GOAL:
Look for the string "января" and copy every line that has it.

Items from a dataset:
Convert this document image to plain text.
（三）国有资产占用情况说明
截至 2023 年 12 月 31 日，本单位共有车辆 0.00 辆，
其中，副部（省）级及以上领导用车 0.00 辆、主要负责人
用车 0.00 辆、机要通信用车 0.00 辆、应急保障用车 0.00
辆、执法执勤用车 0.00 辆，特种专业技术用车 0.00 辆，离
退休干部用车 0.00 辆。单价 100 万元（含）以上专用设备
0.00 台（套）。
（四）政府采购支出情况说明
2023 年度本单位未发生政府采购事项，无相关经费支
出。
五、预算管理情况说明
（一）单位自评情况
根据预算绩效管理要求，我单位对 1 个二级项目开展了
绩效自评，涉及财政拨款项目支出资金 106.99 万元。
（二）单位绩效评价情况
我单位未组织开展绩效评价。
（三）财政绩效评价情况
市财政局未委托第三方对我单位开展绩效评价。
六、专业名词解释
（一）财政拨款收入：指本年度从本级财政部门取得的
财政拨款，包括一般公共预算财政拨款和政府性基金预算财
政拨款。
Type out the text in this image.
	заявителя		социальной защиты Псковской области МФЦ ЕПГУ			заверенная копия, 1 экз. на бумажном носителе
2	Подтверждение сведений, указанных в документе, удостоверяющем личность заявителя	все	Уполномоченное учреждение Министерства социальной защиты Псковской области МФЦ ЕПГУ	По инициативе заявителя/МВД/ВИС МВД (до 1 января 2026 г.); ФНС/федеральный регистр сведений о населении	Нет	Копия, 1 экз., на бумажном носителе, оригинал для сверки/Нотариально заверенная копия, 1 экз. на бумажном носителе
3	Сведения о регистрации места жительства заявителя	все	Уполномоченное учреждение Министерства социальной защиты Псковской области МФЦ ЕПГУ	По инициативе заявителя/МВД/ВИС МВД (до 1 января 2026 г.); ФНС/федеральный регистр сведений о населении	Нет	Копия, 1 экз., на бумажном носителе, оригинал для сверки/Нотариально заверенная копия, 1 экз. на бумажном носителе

WORKED ANSWER:
2	Подтверждение сведений, указанных в документе, удостоверяющем личность заявителя	все	Уполномоченное учреждение Министерства социальной защиты Псковской области МФЦ ЕПГУ	По инициативе заявителя/МВД/ВИС МВД (до 1 января 2026 г.); ФНС/федеральный регистр сведений о населении	Нет	Копия, 1 экз., на бумажном носителе, оригинал для сверки/Нотариально заверенная копия, 1 экз. на бумажном носителе
3	Сведения о регистрации места жительства заявителя	все	Уполномоченное учреждение Министерства социальной защиты Псковской области МФЦ ЕПГУ	По инициативе заявителя/МВД/ВИС МВД (до 1 января 2026 г.); ФНС/федеральный регистр сведений о населении	Нет	Копия, 1 экз., на бумажном носителе, оригинал для сверки/Нотариально заверенная копия, 1 экз. на бумажном носителе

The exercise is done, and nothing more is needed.